Data items
┌──
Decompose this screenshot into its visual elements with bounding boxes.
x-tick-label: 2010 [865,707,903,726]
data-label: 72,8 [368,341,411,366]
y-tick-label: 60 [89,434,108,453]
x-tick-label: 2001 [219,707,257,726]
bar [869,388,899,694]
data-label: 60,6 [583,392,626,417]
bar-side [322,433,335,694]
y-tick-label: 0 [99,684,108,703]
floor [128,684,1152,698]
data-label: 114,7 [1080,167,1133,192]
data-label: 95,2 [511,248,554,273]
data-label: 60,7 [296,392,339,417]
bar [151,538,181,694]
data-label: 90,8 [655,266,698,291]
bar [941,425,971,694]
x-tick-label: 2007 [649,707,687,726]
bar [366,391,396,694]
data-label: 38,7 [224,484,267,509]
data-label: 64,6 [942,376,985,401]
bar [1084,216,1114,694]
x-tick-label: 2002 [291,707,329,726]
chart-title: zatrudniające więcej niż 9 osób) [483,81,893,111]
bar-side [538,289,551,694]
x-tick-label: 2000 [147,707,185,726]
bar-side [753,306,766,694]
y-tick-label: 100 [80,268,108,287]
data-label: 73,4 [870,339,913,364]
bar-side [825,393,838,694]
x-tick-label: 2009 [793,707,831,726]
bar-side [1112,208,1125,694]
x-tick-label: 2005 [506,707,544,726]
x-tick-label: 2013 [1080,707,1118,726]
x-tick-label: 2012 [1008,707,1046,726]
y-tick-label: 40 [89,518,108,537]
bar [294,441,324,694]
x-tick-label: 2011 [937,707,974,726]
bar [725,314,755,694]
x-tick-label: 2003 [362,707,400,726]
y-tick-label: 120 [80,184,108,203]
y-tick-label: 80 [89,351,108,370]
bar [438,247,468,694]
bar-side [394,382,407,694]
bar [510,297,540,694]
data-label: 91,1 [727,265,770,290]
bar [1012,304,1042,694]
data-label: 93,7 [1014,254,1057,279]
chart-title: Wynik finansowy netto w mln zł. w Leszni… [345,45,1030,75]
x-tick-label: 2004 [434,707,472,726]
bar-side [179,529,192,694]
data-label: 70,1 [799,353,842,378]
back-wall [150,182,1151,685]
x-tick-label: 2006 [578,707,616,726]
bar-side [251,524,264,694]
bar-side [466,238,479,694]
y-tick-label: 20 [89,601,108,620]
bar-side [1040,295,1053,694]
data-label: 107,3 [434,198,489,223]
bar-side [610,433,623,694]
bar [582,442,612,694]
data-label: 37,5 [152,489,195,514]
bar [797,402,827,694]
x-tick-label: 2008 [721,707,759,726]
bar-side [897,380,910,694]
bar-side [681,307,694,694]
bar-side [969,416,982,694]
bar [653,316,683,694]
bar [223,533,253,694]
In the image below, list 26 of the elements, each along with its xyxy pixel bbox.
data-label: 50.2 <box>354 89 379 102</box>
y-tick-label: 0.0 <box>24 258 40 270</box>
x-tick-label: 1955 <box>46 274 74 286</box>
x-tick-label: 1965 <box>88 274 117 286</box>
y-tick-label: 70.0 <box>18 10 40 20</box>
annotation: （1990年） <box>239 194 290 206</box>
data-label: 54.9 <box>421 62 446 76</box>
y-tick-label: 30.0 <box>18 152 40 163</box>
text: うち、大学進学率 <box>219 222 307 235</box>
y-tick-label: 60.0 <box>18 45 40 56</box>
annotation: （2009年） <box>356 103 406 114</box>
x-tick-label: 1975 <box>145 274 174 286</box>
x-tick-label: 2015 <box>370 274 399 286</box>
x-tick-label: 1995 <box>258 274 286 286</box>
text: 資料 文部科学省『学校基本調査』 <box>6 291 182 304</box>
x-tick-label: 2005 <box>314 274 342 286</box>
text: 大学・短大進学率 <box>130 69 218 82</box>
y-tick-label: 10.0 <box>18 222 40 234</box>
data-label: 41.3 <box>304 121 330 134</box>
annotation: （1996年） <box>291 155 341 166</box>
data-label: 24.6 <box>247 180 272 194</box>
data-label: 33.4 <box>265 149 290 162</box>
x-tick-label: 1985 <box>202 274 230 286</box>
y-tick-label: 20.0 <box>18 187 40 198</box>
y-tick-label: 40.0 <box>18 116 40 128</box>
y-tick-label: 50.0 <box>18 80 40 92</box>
└──
● AIM OF THE EXERCISE
Set down all of the lines above again, reproducing each one character for character.

● TASK OUTPUT
Decompose this screenshot into its visual elements with bounding boxes.
x-tick-label: 2010 [865,707,903,726]
data-label: 72,8 [368,341,411,366]
y-tick-label: 60 [89,434,108,453]
x-tick-label: 2001 [219,707,257,726]
bar [869,388,899,694]
data-label: 60,6 [583,392,626,417]
bar-side [322,433,335,694]
y-tick-label: 0 [99,684,108,703]
floor [128,684,1152,698]
data-label: 114,7 [1080,167,1133,192]
data-label: 95,2 [511,248,554,273]
data-label: 60,7 [296,392,339,417]
bar [151,538,181,694]
data-label: 90,8 [655,266,698,291]
bar [941,425,971,694]
x-tick-label: 2007 [649,707,687,726]
bar [366,391,396,694]
data-label: 38,7 [224,484,267,509]
data-label: 64,6 [942,376,985,401]
bar [1084,216,1114,694]
x-tick-label: 2002 [291,707,329,726]
chart-title: zatrudniające więcej niż 9 osób) [483,81,893,111]
bar-side [538,289,551,694]
x-tick-label: 2000 [147,707,185,726]
bar-side [753,306,766,694]
y-tick-label: 100 [80,268,108,287]
data-label: 73,4 [870,339,913,364]
bar-side [825,393,838,694]
x-tick-label: 2009 [793,707,831,726]
bar-side [1112,208,1125,694]
x-tick-label: 2005 [506,707,544,726]
x-tick-label: 2013 [1080,707,1118,726]
x-tick-label: 2012 [1008,707,1046,726]
y-tick-label: 40 [89,518,108,537]
bar [294,441,324,694]
x-tick-label: 2011 [937,707,974,726]
bar [725,314,755,694]
x-tick-label: 2003 [362,707,400,726]
y-tick-label: 120 [80,184,108,203]
y-tick-label: 80 [89,351,108,370]
bar [438,247,468,694]
bar-side [394,382,407,694]
bar [510,297,540,694]
data-label: 91,1 [727,265,770,290]
bar [1012,304,1042,694]
data-label: 93,7 [1014,254,1057,279]
chart-title: Wynik finansowy netto w mln zł. w Leszni… [345,45,1030,75]
x-tick-label: 2004 [434,707,472,726]
bar-side [179,529,192,694]
data-label: 70,1 [799,353,842,378]
back-wall [150,182,1151,685]
x-tick-label: 2006 [578,707,616,726]
bar-side [251,524,264,694]
bar-side [466,238,479,694]
y-tick-label: 20 [89,601,108,620]
bar-side [1040,295,1053,694]
data-label: 107,3 [434,198,489,223]
bar-side [610,433,623,694]
bar [582,442,612,694]
data-label: 37,5 [152,489,195,514]
bar [797,402,827,694]
x-tick-label: 2008 [721,707,759,726]
bar-side [897,380,910,694]
bar-side [681,307,694,694]
bar-side [969,416,982,694]
bar [653,316,683,694]
bar [223,533,253,694]
In the image below, list 26 of the elements, each along with its xyxy pixel bbox.
data-label: 50.2 <box>354 89 379 102</box>
y-tick-label: 0.0 <box>24 258 40 270</box>
x-tick-label: 1955 <box>46 274 74 286</box>
x-tick-label: 1965 <box>88 274 117 286</box>
y-tick-label: 70.0 <box>18 10 40 20</box>
annotation: （1990年） <box>239 194 290 206</box>
data-label: 54.9 <box>421 62 446 76</box>
y-tick-label: 30.0 <box>18 152 40 163</box>
text: うち、大学進学率 <box>219 222 307 235</box>
y-tick-label: 60.0 <box>18 45 40 56</box>
annotation: （2009年） <box>356 103 406 114</box>
x-tick-label: 1975 <box>145 274 174 286</box>
x-tick-label: 2015 <box>370 274 399 286</box>
x-tick-label: 1995 <box>258 274 286 286</box>
text: 資料 文部科学省『学校基本調査』 <box>6 291 182 304</box>
x-tick-label: 2005 <box>314 274 342 286</box>
text: 大学・短大進学率 <box>130 69 218 82</box>
y-tick-label: 10.0 <box>18 222 40 234</box>
data-label: 41.3 <box>304 121 330 134</box>
annotation: （1996年） <box>291 155 341 166</box>
data-label: 24.6 <box>247 180 272 194</box>
data-label: 33.4 <box>265 149 290 162</box>
x-tick-label: 1985 <box>202 274 230 286</box>
y-tick-label: 20.0 <box>18 187 40 198</box>
y-tick-label: 40.0 <box>18 116 40 128</box>
y-tick-label: 50.0 <box>18 80 40 92</box>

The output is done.